SET PROBLEM >>
Extract every line from the records below that contains the word "appliances".
** BEGIN EXTRACTED DATA **
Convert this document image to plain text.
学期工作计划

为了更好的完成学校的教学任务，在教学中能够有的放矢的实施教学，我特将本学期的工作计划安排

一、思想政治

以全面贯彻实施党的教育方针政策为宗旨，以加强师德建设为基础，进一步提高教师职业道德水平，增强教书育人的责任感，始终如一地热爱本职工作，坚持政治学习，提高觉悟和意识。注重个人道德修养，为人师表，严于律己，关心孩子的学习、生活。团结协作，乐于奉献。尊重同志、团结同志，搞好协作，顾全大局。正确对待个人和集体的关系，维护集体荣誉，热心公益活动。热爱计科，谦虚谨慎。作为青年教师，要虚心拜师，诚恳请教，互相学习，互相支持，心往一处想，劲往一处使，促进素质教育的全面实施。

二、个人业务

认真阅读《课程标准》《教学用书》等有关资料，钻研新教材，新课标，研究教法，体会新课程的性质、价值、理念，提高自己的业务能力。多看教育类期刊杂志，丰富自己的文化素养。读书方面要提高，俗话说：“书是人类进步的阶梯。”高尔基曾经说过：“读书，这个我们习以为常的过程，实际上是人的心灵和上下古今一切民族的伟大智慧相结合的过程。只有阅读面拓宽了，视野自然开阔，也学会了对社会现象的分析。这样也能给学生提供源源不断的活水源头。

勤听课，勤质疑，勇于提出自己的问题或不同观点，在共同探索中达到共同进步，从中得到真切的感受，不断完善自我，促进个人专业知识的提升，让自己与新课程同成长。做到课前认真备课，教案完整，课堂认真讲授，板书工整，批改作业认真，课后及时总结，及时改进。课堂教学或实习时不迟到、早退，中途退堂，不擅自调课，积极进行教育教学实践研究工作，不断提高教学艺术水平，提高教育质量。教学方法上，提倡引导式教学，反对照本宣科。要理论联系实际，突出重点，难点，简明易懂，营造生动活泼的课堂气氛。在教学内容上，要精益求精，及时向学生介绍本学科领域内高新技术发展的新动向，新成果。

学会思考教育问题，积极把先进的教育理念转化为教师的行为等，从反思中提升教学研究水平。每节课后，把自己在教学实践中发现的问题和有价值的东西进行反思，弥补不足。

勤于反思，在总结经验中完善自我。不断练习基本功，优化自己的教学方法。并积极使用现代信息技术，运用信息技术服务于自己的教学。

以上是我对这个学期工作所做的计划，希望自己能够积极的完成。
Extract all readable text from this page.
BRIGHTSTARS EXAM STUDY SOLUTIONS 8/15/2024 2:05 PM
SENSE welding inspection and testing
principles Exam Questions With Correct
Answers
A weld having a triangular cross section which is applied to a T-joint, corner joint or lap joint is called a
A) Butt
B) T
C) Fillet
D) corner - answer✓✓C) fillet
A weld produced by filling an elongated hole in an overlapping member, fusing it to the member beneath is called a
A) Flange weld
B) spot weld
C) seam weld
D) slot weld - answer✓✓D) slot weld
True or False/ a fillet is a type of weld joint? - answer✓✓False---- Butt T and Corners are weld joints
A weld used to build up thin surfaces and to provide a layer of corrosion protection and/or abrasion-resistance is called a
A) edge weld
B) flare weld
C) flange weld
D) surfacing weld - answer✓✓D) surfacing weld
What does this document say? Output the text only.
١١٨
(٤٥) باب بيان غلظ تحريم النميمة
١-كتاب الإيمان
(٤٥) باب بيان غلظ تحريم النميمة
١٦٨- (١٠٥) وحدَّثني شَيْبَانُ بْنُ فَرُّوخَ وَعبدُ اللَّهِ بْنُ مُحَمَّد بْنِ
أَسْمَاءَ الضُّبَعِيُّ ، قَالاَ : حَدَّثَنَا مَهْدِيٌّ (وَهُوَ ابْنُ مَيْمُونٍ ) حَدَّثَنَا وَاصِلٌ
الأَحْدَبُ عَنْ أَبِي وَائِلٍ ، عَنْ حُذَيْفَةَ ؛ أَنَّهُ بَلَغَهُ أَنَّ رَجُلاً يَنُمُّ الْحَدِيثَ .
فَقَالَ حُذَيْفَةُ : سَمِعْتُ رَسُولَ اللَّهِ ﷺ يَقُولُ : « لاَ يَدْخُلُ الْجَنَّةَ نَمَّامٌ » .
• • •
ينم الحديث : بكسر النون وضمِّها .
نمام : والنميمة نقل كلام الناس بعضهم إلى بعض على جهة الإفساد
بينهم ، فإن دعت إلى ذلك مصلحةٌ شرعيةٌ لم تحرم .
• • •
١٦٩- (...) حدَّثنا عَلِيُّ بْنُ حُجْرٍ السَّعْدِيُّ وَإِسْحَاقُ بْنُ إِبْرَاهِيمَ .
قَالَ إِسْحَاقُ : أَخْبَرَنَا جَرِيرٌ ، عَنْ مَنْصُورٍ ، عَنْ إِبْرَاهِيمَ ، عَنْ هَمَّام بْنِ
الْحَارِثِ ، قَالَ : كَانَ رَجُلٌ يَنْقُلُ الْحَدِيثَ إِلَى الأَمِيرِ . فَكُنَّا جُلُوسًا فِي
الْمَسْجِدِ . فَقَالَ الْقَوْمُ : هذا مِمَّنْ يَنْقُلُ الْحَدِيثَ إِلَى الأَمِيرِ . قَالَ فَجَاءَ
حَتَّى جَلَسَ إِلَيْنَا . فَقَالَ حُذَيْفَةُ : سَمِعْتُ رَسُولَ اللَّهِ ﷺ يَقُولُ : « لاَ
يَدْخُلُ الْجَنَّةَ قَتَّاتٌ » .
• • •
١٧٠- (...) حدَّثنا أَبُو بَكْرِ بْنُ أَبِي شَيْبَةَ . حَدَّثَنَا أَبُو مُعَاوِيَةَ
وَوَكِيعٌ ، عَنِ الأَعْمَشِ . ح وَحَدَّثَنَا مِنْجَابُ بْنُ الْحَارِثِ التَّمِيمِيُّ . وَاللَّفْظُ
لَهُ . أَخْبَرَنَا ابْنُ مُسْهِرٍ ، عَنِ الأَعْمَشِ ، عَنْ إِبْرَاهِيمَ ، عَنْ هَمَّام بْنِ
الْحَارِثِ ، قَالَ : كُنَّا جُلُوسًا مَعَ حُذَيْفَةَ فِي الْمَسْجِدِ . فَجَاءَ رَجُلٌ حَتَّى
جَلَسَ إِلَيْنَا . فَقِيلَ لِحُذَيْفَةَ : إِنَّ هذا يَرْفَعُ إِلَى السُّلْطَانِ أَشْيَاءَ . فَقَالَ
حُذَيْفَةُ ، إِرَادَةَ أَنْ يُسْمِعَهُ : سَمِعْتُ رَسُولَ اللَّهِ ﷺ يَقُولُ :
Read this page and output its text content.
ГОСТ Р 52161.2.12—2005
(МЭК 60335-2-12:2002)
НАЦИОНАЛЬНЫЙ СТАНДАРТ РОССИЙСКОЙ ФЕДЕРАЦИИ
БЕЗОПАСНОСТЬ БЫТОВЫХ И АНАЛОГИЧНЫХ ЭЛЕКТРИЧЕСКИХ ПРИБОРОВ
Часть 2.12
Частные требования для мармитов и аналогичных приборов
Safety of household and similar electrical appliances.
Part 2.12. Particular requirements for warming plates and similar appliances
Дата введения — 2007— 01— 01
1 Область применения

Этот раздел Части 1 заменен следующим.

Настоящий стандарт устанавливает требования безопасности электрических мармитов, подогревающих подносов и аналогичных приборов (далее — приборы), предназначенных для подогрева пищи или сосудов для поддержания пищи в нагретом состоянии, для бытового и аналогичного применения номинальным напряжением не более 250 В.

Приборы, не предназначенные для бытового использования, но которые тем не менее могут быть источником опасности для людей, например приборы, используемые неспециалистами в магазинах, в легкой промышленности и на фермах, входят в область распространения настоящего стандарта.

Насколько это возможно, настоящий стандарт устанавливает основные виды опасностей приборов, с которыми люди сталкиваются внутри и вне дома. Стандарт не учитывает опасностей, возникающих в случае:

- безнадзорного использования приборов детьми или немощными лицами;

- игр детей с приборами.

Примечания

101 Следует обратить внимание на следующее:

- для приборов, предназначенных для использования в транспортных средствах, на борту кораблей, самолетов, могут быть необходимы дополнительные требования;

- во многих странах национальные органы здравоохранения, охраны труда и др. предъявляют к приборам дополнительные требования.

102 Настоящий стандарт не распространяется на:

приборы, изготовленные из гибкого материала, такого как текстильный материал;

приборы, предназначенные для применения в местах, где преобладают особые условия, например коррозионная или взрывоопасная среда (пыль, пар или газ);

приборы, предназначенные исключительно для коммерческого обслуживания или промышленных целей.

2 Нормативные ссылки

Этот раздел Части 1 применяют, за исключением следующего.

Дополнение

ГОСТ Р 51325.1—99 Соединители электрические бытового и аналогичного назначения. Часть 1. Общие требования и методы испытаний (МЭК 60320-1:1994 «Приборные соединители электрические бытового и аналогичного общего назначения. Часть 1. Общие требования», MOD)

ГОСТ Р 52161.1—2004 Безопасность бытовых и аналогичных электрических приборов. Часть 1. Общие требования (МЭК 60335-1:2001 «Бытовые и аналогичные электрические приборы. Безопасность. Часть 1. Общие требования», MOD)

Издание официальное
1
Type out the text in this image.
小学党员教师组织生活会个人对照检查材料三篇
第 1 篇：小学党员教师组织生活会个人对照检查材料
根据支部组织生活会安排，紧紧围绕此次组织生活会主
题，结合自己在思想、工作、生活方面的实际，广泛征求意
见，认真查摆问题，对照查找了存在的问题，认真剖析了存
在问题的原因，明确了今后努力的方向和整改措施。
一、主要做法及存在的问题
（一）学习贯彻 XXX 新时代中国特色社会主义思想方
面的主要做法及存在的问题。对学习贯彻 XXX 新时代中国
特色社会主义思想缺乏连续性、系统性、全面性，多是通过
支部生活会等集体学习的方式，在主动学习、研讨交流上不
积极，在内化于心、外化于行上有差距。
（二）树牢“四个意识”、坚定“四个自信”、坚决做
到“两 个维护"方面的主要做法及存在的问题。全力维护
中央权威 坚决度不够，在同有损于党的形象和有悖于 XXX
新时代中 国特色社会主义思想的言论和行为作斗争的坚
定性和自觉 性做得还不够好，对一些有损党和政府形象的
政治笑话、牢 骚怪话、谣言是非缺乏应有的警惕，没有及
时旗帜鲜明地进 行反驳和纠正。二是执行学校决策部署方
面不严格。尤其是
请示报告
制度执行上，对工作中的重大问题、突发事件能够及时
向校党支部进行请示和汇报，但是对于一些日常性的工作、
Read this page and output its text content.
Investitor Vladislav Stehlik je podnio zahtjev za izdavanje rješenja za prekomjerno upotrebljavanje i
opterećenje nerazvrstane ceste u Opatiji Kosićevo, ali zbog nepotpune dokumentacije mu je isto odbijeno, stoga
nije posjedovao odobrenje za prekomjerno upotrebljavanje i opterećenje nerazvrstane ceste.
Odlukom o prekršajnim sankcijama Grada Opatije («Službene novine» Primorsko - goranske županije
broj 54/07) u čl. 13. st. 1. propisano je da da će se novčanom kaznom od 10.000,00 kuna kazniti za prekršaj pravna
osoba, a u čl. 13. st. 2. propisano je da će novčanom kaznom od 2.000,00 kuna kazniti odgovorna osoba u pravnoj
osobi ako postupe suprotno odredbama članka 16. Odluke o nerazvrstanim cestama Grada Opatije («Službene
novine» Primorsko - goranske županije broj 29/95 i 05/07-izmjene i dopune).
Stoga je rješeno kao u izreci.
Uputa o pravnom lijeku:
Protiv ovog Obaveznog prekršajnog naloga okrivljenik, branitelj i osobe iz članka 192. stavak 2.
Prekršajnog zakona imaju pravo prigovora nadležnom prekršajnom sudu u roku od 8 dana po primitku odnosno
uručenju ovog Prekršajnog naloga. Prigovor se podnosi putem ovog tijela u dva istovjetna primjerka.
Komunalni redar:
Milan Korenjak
** END EXTRACTED DATA **
EXPECTED ANSWER >>
Safety of household and similar electrical appliances.
Part 2.12. Particular requirements for warming plates and similar appliances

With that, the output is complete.